Work to do -
Leave out the pictures and copy every record exactly.

--- The input ---

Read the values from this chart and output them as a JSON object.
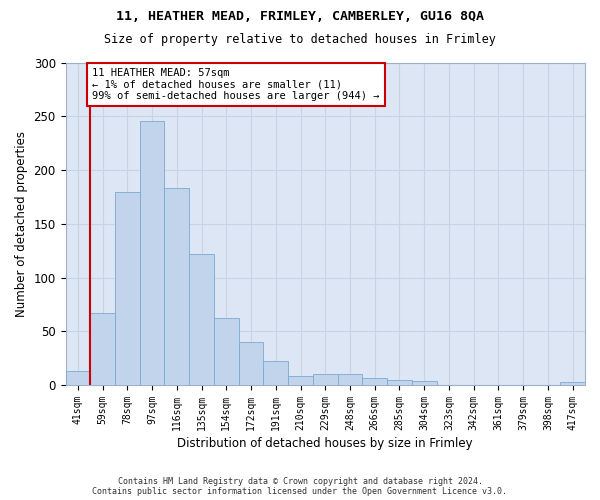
{
  "title1": "11, HEATHER MEAD, FRIMLEY, CAMBERLEY, GU16 8QA",
  "title2": "Size of property relative to detached houses in Frimley",
  "xlabel": "Distribution of detached houses by size in Frimley",
  "ylabel": "Number of detached properties",
  "categories": [
    "41sqm",
    "59sqm",
    "78sqm",
    "97sqm",
    "116sqm",
    "135sqm",
    "154sqm",
    "172sqm",
    "191sqm",
    "210sqm",
    "229sqm",
    "248sqm",
    "266sqm",
    "285sqm",
    "304sqm",
    "323sqm",
    "342sqm",
    "361sqm",
    "379sqm",
    "398sqm",
    "417sqm"
  ],
  "values": [
    13,
    67,
    180,
    246,
    183,
    122,
    62,
    40,
    22,
    8,
    10,
    10,
    7,
    5,
    4,
    0,
    0,
    0,
    0,
    0,
    3
  ],
  "bar_color": "#c2d4ec",
  "bar_edge_color": "#7aaad0",
  "vertical_line_color": "#cc0000",
  "vertical_line_x": 0.5,
  "annotation_line1": "11 HEATHER MEAD: 57sqm",
  "annotation_line2": "← 1% of detached houses are smaller (11)",
  "annotation_line3": "99% of semi-detached houses are larger (944) →",
  "annotation_box_bg": "#ffffff",
  "annotation_box_edge": "#cc0000",
  "ylim": [
    0,
    300
  ],
  "yticks": [
    0,
    50,
    100,
    150,
    200,
    250,
    300
  ],
  "grid_color": "#c8d4e4",
  "bg_color": "#dce6f5",
  "fig_bg_color": "#ffffff",
  "footer1": "Contains HM Land Registry data © Crown copyright and database right 2024.",
  "footer2": "Contains public sector information licensed under the Open Government Licence v3.0."
}
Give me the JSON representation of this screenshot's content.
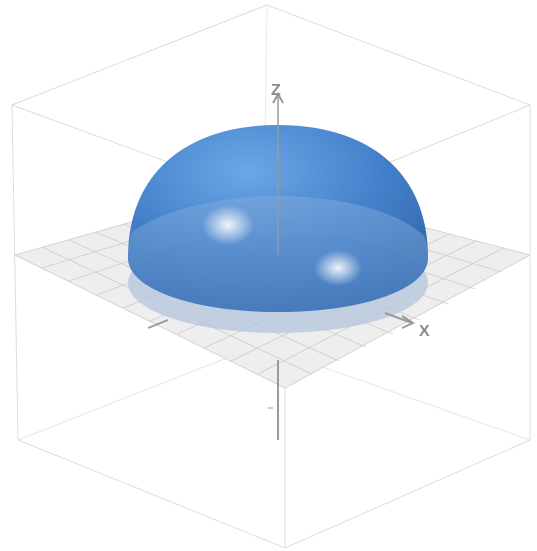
{
  "scene": {
    "type": "3d-surface-plot",
    "surface": "hemisphere",
    "surface_color": "#2e6fbd",
    "surface_opacity_note": "semi-transparent",
    "bounding_box_color": "#dcdcdc",
    "xy_plane_color": "#ededed",
    "grid_color": "#c8c8c8",
    "axis_color": "#9a9a9a"
  },
  "axes": {
    "z_label": "Z",
    "x_label": "X"
  }
}
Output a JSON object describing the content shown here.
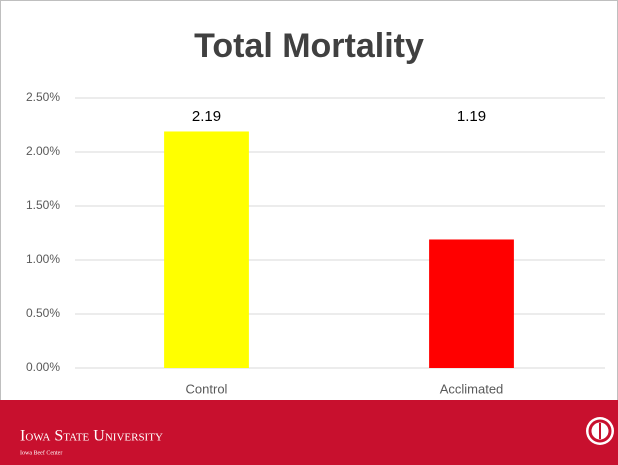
{
  "chart_data": {
    "type": "bar",
    "title": "Total Mortality",
    "categories": [
      "Control",
      "Acclimated"
    ],
    "values": [
      2.19,
      1.19
    ],
    "colors": [
      "#ffff00",
      "#ff0000"
    ],
    "ylim": [
      0,
      2.5
    ],
    "yticks": [
      {
        "value": 0,
        "label": "0.00%"
      },
      {
        "value": 0.5,
        "label": "0.50%"
      },
      {
        "value": 1,
        "label": "1.00%"
      },
      {
        "value": 1.5,
        "label": "1.50%"
      },
      {
        "value": 2,
        "label": "2.00%"
      },
      {
        "value": 2.5,
        "label": "2.50%"
      }
    ],
    "grid": true
  },
  "footer": {
    "university": "Iowa State University",
    "center": "Iowa Beef Center"
  }
}
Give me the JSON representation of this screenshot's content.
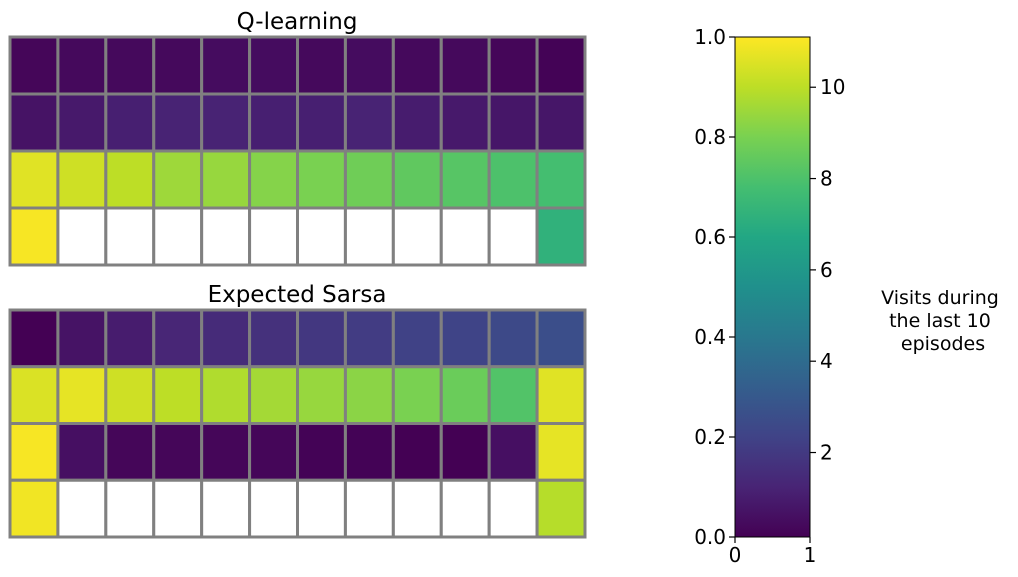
{
  "chart_data": [
    {
      "type": "heatmap",
      "title": "Q-learning",
      "rows": 4,
      "cols": 12,
      "values": [
        [
          0.3,
          0.4,
          0.4,
          0.4,
          0.5,
          0.5,
          0.4,
          0.5,
          0.4,
          0.4,
          0.3,
          0.2
        ],
        [
          0.7,
          0.9,
          1.1,
          1.2,
          1.2,
          1.1,
          1.1,
          1.2,
          1.0,
          0.9,
          0.8,
          0.8
        ],
        [
          10.6,
          10.3,
          10.0,
          9.5,
          9.4,
          9.1,
          8.9,
          8.7,
          8.4,
          8.2,
          8.0,
          7.8
        ],
        [
          11.0,
          null,
          null,
          null,
          null,
          null,
          null,
          null,
          null,
          null,
          null,
          7.2
        ]
      ]
    },
    {
      "type": "heatmap",
      "title": "Expected Sarsa",
      "rows": 4,
      "cols": 12,
      "values": [
        [
          0.1,
          0.7,
          1.0,
          1.3,
          1.5,
          1.7,
          1.9,
          2.1,
          2.3,
          2.4,
          2.6,
          2.8
        ],
        [
          10.5,
          10.7,
          10.3,
          10.0,
          9.8,
          9.6,
          9.4,
          9.2,
          8.9,
          8.6,
          8.1,
          10.6
        ],
        [
          11.0,
          0.6,
          0.3,
          0.3,
          0.3,
          0.3,
          0.2,
          0.2,
          0.1,
          0.1,
          0.6,
          10.7
        ],
        [
          10.9,
          null,
          null,
          null,
          null,
          null,
          null,
          null,
          null,
          null,
          null,
          9.9
        ]
      ]
    }
  ],
  "colorbar": {
    "label": "Visits during the last 10 episodes",
    "label_lines": [
      "Visits during",
      "the last 10",
      "episodes"
    ],
    "range": [
      0.15,
      11.1
    ],
    "ticks": [
      2,
      4,
      6,
      8,
      10
    ],
    "tick_labels": [
      "2",
      "4",
      "6",
      "8",
      "10"
    ],
    "left_ticks": [
      0.0,
      0.2,
      0.4,
      0.6,
      0.8,
      1.0
    ],
    "left_tick_labels": [
      "0.0",
      "0.2",
      "0.4",
      "0.6",
      "0.8",
      "1.0"
    ],
    "bottom_ticks": [
      0,
      1
    ],
    "bottom_tick_labels": [
      "0",
      "1"
    ],
    "colormap": "viridis"
  }
}
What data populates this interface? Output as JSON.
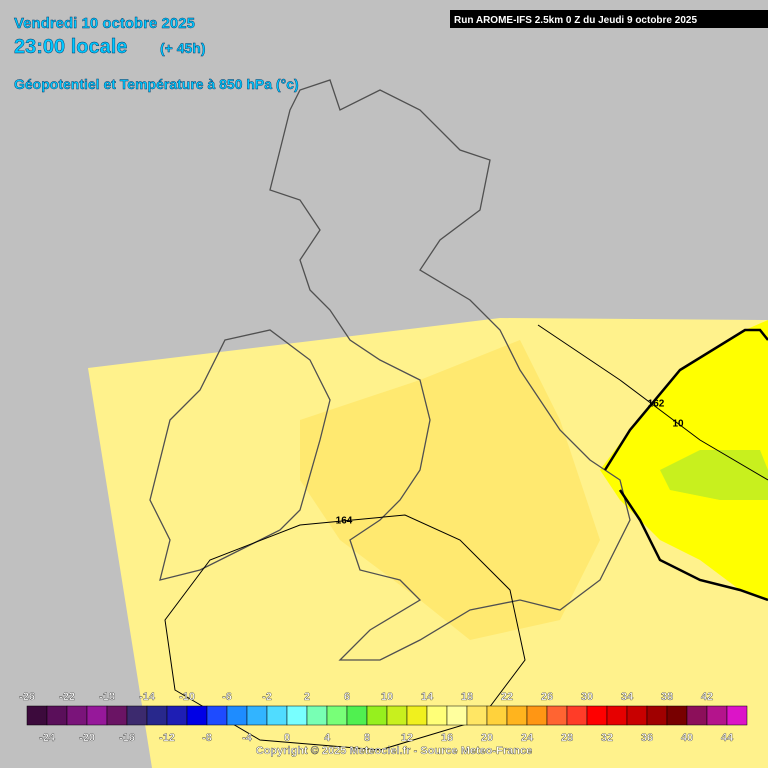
{
  "header": {
    "date": "Vendredi 10 octobre 2025",
    "time": "23:00 locale",
    "lead": "(+ 45h)",
    "subtitle": "Géopotentiel et Température à 850 hPa (°c)"
  },
  "run_info": "Run AROME-IFS 2.5km 0 Z du Jeudi 9 octobre 2025",
  "contour_labels": [
    "162",
    "10",
    "164"
  ],
  "legend": {
    "values": [
      -26,
      -24,
      -22,
      -20,
      -18,
      -16,
      -14,
      -12,
      -10,
      -8,
      -6,
      -4,
      -2,
      0,
      2,
      4,
      6,
      8,
      10,
      12,
      14,
      16,
      18,
      20,
      22,
      24,
      26,
      28,
      30,
      32,
      34,
      36,
      38,
      40,
      42,
      44
    ],
    "colors": [
      "#3c0a3c",
      "#5a0f5a",
      "#7a147a",
      "#96189a",
      "#6a1464",
      "#3c2a6e",
      "#28288c",
      "#1e1eb4",
      "#0000e6",
      "#1e4bff",
      "#1e8cff",
      "#32b4ff",
      "#50dcff",
      "#78ffff",
      "#78ffb4",
      "#78ff78",
      "#50f050",
      "#96f01e",
      "#c8f01e",
      "#f0f01e",
      "#ffff78",
      "#ffff9e",
      "#ffe664",
      "#ffd23c",
      "#ffb41e",
      "#ff9614",
      "#ff6432",
      "#ff3c28",
      "#ff0000",
      "#e60000",
      "#c80000",
      "#a00000",
      "#780000",
      "#8c0f5a",
      "#b4148c",
      "#dc14c8"
    ]
  },
  "copyright": "Copyright © 2025 Meteociel.fr - Source Meteo-France"
}
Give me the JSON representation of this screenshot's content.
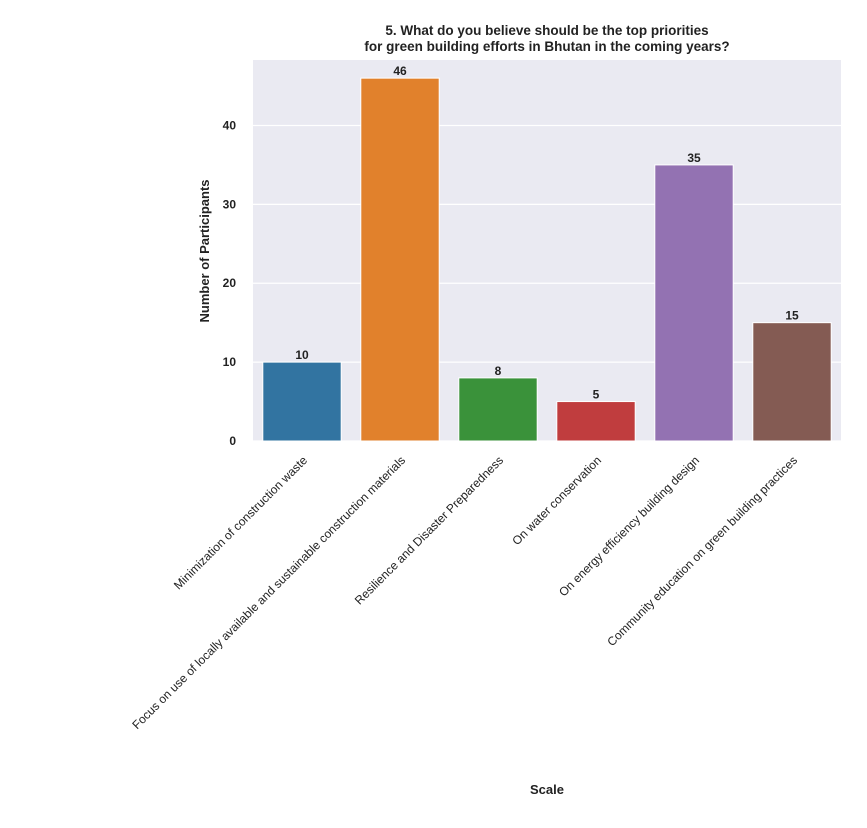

---

Result of the exercise -
Read the values from this chart and output them as a JSON object.
{
  "title1": "11, HEATHER MEAD, FRIMLEY, CAMBERLEY, GU16 8QA",
  "title2": "Size of property relative to detached houses in Frimley",
  "xlabel": "Distribution of detached houses by size in Frimley",
  "ylabel": "Number of detached properties",
  "categories": [
    "41sqm",
    "59sqm",
    "78sqm",
    "97sqm",
    "116sqm",
    "135sqm",
    "154sqm",
    "172sqm",
    "191sqm",
    "210sqm",
    "229sqm",
    "248sqm",
    "266sqm",
    "285sqm",
    "304sqm",
    "323sqm",
    "342sqm",
    "361sqm",
    "379sqm",
    "398sqm",
    "417sqm"
  ],
  "values": [
    13,
    67,
    180,
    246,
    183,
    122,
    62,
    40,
    22,
    8,
    10,
    10,
    7,
    5,
    4,
    0,
    0,
    0,
    0,
    0,
    3
  ],
  "bar_color": "#c2d4ec",
  "bar_edge_color": "#7aaad0",
  "vertical_line_color": "#cc0000",
  "vertical_line_x": 0.5,
  "annotation_line1": "11 HEATHER MEAD: 57sqm",
  "annotation_line2": "← 1% of detached houses are smaller (11)",
  "annotation_line3": "99% of semi-detached houses are larger (944) →",
  "annotation_box_bg": "#ffffff",
  "annotation_box_edge": "#cc0000",
  "ylim": [
    0,
    300
  ],
  "yticks": [
    0,
    50,
    100,
    150,
    200,
    250,
    300
  ],
  "grid_color": "#c8d4e4",
  "bg_color": "#dce6f5",
  "fig_bg_color": "#ffffff",
  "footer1": "Contains HM Land Registry data © Crown copyright and database right 2024.",
  "footer2": "Contains public sector information licensed under the Open Government Licence v3.0."
}
Give me the JSON representation of this screenshot's content.
{
  "scene": {
    "type": "3d-surface-plot",
    "surface": "hemisphere",
    "surface_color": "#2e6fbd",
    "surface_opacity_note": "semi-transparent",
    "bounding_box_color": "#dcdcdc",
    "xy_plane_color": "#ededed",
    "grid_color": "#c8c8c8",
    "axis_color": "#9a9a9a"
  },
  "axes": {
    "z_label": "Z",
    "x_label": "X"
  }
}
Output a JSON object describing the content shown here.
{
  "chart_data": {
    "type": "bar",
    "title": "Total Mortality",
    "categories": [
      "Control",
      "Acclimated"
    ],
    "values": [
      2.19,
      1.19
    ],
    "colors": [
      "#ffff00",
      "#ff0000"
    ],
    "ylim": [
      0,
      2.5
    ],
    "yticks": [
      {
        "value": 0,
        "label": "0.00%"
      },
      {
        "value": 0.5,
        "label": "0.50%"
      },
      {
        "value": 1,
        "label": "1.00%"
      },
      {
        "value": 1.5,
        "label": "1.50%"
      },
      {
        "value": 2,
        "label": "2.00%"
      },
      {
        "value": 2.5,
        "label": "2.50%"
      }
    ],
    "grid": true
  },
  "footer": {
    "university": "Iowa State University",
    "center": "Iowa Beef Center"
  }
}
Give me the JSON representation of this screenshot's content.
{
  "chart_data": [
    {
      "type": "heatmap",
      "title": "Q-learning",
      "rows": 4,
      "cols": 12,
      "values": [
        [
          0.3,
          0.4,
          0.4,
          0.4,
          0.5,
          0.5,
          0.4,
          0.5,
          0.4,
          0.4,
          0.3,
          0.2
        ],
        [
          0.7,
          0.9,
          1.1,
          1.2,
          1.2,
          1.1,
          1.1,
          1.2,
          1.0,
          0.9,
          0.8,
          0.8
        ],
        [
          10.6,
          10.3,
          10.0,
          9.5,
          9.4,
          9.1,
          8.9,
          8.7,
          8.4,
          8.2,
          8.0,
          7.8
        ],
        [
          11.0,
          null,
          null,
          null,
          null,
          null,
          null,
          null,
          null,
          null,
          null,
          7.2
        ]
      ]
    },
    {
      "type": "heatmap",
      "title": "Expected Sarsa",
      "rows": 4,
      "cols": 12,
      "values": [
        [
          0.1,
          0.7,
          1.0,
          1.3,
          1.5,
          1.7,
          1.9,
          2.1,
          2.3,
          2.4,
          2.6,
          2.8
        ],
        [
          10.5,
          10.7,
          10.3,
          10.0,
          9.8,
          9.6,
          9.4,
          9.2,
          8.9,
          8.6,
          8.1,
          10.6
        ],
        [
          11.0,
          0.6,
          0.3,
          0.3,
          0.3,
          0.3,
          0.2,
          0.2,
          0.1,
          0.1,
          0.6,
          10.7
        ],
        [
          10.9,
          null,
          null,
          null,
          null,
          null,
          null,
          null,
          null,
          null,
          null,
          9.9
        ]
      ]
    }
  ],
  "colorbar": {
    "label": "Visits during the last 10 episodes",
    "label_lines": [
      "Visits during",
      "the last 10",
      "episodes"
    ],
    "range": [
      0.15,
      11.1
    ],
    "ticks": [
      2,
      4,
      6,
      8,
      10
    ],
    "tick_labels": [
      "2",
      "4",
      "6",
      "8",
      "10"
    ],
    "left_ticks": [
      0.0,
      0.2,
      0.4,
      0.6,
      0.8,
      1.0
    ],
    "left_tick_labels": [
      "0.0",
      "0.2",
      "0.4",
      "0.6",
      "0.8",
      "1.0"
    ],
    "bottom_ticks": [
      0,
      1
    ],
    "bottom_tick_labels": [
      "0",
      "1"
    ],
    "colormap": "viridis"
  }
}
What data populates this interface? Output as JSON.
{
  "header": {
    "date": "Vendredi 10 octobre 2025",
    "time": "23:00 locale",
    "lead": "(+ 45h)",
    "subtitle": "Géopotentiel et Température à 850 hPa (°c)"
  },
  "run_info": "Run AROME-IFS 2.5km 0 Z du Jeudi 9 octobre 2025",
  "contour_labels": [
    "162",
    "10",
    "164"
  ],
  "legend": {
    "values": [
      -26,
      -24,
      -22,
      -20,
      -18,
      -16,
      -14,
      -12,
      -10,
      -8,
      -6,
      -4,
      -2,
      0,
      2,
      4,
      6,
      8,
      10,
      12,
      14,
      16,
      18,
      20,
      22,
      24,
      26,
      28,
      30,
      32,
      34,
      36,
      38,
      40,
      42,
      44
    ],
    "colors": [
      "#3c0a3c",
      "#5a0f5a",
      "#7a147a",
      "#96189a",
      "#6a1464",
      "#3c2a6e",
      "#28288c",
      "#1e1eb4",
      "#0000e6",
      "#1e4bff",
      "#1e8cff",
      "#32b4ff",
      "#50dcff",
      "#78ffff",
      "#78ffb4",
      "#78ff78",
      "#50f050",
      "#96f01e",
      "#c8f01e",
      "#f0f01e",
      "#ffff78",
      "#ffff9e",
      "#ffe664",
      "#ffd23c",
      "#ffb41e",
      "#ff9614",
      "#ff6432",
      "#ff3c28",
      "#ff0000",
      "#e60000",
      "#c80000",
      "#a00000",
      "#780000",
      "#8c0f5a",
      "#b4148c",
      "#dc14c8"
    ]
  },
  "copyright": "Copyright © 2025 Meteociel.fr - Source Meteo-France"
}
Give me the JSON representation of this screenshot's content.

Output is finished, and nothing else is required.